__Material for this exercise__
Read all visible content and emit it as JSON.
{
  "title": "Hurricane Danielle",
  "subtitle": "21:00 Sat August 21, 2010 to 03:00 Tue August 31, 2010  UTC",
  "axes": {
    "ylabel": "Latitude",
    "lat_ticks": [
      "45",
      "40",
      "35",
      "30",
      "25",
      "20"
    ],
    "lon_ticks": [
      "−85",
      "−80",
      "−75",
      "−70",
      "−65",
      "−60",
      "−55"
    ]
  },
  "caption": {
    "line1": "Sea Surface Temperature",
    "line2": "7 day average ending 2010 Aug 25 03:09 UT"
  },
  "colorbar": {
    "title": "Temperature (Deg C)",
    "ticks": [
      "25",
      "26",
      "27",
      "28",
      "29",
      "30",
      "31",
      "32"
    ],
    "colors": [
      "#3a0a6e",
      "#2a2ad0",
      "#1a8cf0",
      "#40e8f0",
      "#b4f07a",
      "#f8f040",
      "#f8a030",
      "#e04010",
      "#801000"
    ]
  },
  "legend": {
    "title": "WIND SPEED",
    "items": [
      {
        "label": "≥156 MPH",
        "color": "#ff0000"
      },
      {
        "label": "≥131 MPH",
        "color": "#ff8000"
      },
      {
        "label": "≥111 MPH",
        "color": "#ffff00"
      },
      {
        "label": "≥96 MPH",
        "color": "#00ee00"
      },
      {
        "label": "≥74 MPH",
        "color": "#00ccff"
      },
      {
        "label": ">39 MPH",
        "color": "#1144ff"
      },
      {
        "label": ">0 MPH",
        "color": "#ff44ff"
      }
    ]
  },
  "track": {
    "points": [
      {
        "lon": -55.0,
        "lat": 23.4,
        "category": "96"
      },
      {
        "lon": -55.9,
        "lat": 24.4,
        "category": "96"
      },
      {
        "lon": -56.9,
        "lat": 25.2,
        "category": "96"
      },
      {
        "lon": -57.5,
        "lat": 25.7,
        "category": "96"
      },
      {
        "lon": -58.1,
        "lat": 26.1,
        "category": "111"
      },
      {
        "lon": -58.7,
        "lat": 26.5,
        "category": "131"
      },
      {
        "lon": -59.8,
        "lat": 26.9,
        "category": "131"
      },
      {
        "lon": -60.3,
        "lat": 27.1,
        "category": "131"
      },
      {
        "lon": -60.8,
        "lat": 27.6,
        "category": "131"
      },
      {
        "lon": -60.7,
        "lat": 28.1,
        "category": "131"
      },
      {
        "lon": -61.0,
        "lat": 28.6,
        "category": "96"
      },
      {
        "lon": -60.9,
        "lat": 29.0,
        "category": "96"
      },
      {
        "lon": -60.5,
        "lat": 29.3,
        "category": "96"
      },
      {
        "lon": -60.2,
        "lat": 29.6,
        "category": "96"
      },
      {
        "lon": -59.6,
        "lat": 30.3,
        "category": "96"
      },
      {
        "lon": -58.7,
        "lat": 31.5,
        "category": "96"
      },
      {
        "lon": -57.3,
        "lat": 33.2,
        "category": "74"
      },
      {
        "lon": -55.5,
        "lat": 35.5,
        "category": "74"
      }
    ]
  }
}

__The exercise__
All lines above with "Temperature" in them should be returned.

__Answer to this problem__
    "line1": "Sea Surface Temperature",
    "title": "Temperature (Deg C)",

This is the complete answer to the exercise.